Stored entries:
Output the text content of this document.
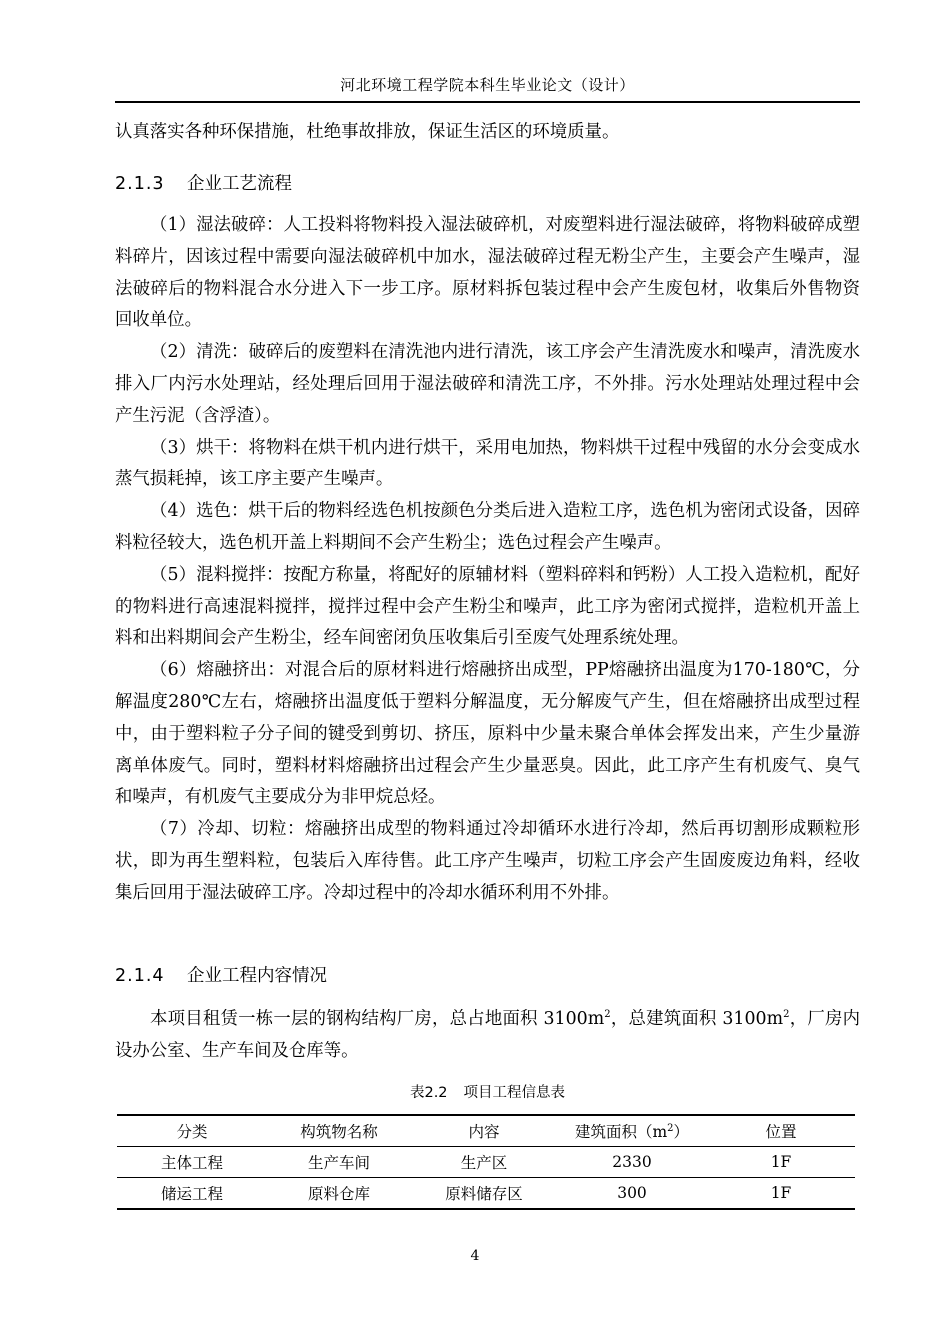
河北环境工程学院本科生毕业论文（设计）

认真落实各种环保措施，杜绝事故排放，保证生活区的环境质量。

2.1.3 企业工艺流程

（1）湿法破碎：人工投料将物料投入湿法破碎机，对废塑料进行湿法破碎，将物料破碎成塑料碎片，因该过程中需要向湿法破碎机中加水，湿法破碎过程无粉尘产生，主要会产生噪声，湿法破碎后的物料混合水分进入下一步工序。原材料拆包装过程中会产生废包材，收集后外售物资回收单位。

（2）清洗：破碎后的废塑料在清洗池内进行清洗，该工序会产生清洗废水和噪声，清洗废水排入厂内污水处理站，经处理后回用于湿法破碎和清洗工序，不外排。污水处理站处理过程中会产生污泥（含浮渣）。

（3）烘干：将物料在烘干机内进行烘干，采用电加热，物料烘干过程中残留的水分会变成水蒸气损耗掉，该工序主要产生噪声。

（4）选色：烘干后的物料经选色机按颜色分类后进入造粒工序，选色机为密闭式设备，因碎料粒径较大，选色机开盖上料期间不会产生粉尘；选色过程会产生噪声。

（5）混料搅拌：按配方称量，将配好的原辅材料（塑料碎料和钙粉）人工投入造粒机，配好的物料进行高速混料搅拌，搅拌过程中会产生粉尘和噪声，此工序为密闭式搅拌，造粒机开盖上料和出料期间会产生粉尘，经车间密闭负压收集后引至废气处理系统处理。

（6）熔融挤出：对混合后的原材料进行熔融挤出成型，PP熔融挤出温度为170-180℃，分解温度280℃左右，熔融挤出温度低于塑料分解温度，无分解废气产生，但在熔融挤出成型过程中，由于塑料粒子分子间的键受到剪切、挤压，原料中少量未聚合单体会挥发出来，产生少量游离单体废气。同时，塑料材料熔融挤出过程会产生少量恶臭。因此，此工序产生有机废气、臭气和噪声，有机废气主要成分为非甲烷总烃。

（7）冷却、切粒：熔融挤出成型的物料通过冷却循环水进行冷却，然后再切割形成颗粒形状，即为再生塑料粒，包装后入库待售。此工序产生噪声，切粒工序会产生固废废边角料，经收集后回用于湿法破碎工序。冷却过程中的冷却水循环利用不外排。

2.1.4 企业工程内容情况

本项目租赁一栋一层的钢构结构厂房，总占地面积 $3100m^2$，总建筑面积 $3100m^2$，厂房内设办公室、生产车间及仓库等。

表2.2 项目工程信息表
分类	构筑物名称	内容	建筑面积$(m^2)$	位置
主体工程	生产车间	生产区	2330	1F
储运工程	原料仓库	原料储存区	300	1F
4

• [What is being asked]: Quote the entries above word for word. Leave the images out.

• [Solution below]:
Output the text content of this document.
河北环境工程学院本科生毕业论文（设计）

认真落实各种环保措施，杜绝事故排放，保证生活区的环境质量。

2.1.3 企业工艺流程

（1）湿法破碎：人工投料将物料投入湿法破碎机，对废塑料进行湿法破碎，将物料破碎成塑料碎片，因该过程中需要向湿法破碎机中加水，湿法破碎过程无粉尘产生，主要会产生噪声，湿法破碎后的物料混合水分进入下一步工序。原材料拆包装过程中会产生废包材，收集后外售物资回收单位。

（2）清洗：破碎后的废塑料在清洗池内进行清洗，该工序会产生清洗废水和噪声，清洗废水排入厂内污水处理站，经处理后回用于湿法破碎和清洗工序，不外排。污水处理站处理过程中会产生污泥（含浮渣）。

（3）烘干：将物料在烘干机内进行烘干，采用电加热，物料烘干过程中残留的水分会变成水蒸气损耗掉，该工序主要产生噪声。

（4）选色：烘干后的物料经选色机按颜色分类后进入造粒工序，选色机为密闭式设备，因碎料粒径较大，选色机开盖上料期间不会产生粉尘；选色过程会产生噪声。

（5）混料搅拌：按配方称量，将配好的原辅材料（塑料碎料和钙粉）人工投入造粒机，配好的物料进行高速混料搅拌，搅拌过程中会产生粉尘和噪声，此工序为密闭式搅拌，造粒机开盖上料和出料期间会产生粉尘，经车间密闭负压收集后引至废气处理系统处理。

（6）熔融挤出：对混合后的原材料进行熔融挤出成型，PP熔融挤出温度为170-180℃，分解温度280℃左右，熔融挤出温度低于塑料分解温度，无分解废气产生，但在熔融挤出成型过程中，由于塑料粒子分子间的键受到剪切、挤压，原料中少量未聚合单体会挥发出来，产生少量游离单体废气。同时，塑料材料熔融挤出过程会产生少量恶臭。因此，此工序产生有机废气、臭气和噪声，有机废气主要成分为非甲烷总烃。

（7）冷却、切粒：熔融挤出成型的物料通过冷却循环水进行冷却，然后再切割形成颗粒形状，即为再生塑料粒，包装后入库待售。此工序产生噪声，切粒工序会产生固废废边角料，经收集后回用于湿法破碎工序。冷却过程中的冷却水循环利用不外排。

2.1.4 企业工程内容情况

本项目租赁一栋一层的钢构结构厂房，总占地面积 $3100m^2$，总建筑面积 $3100m^2$，厂房内设办公室、生产车间及仓库等。

表2.2 项目工程信息表
分类	构筑物名称	内容	建筑面积$(m^2)$	位置
主体工程	生产车间	生产区	2330	1F
储运工程	原料仓库	原料储存区	300	1F
4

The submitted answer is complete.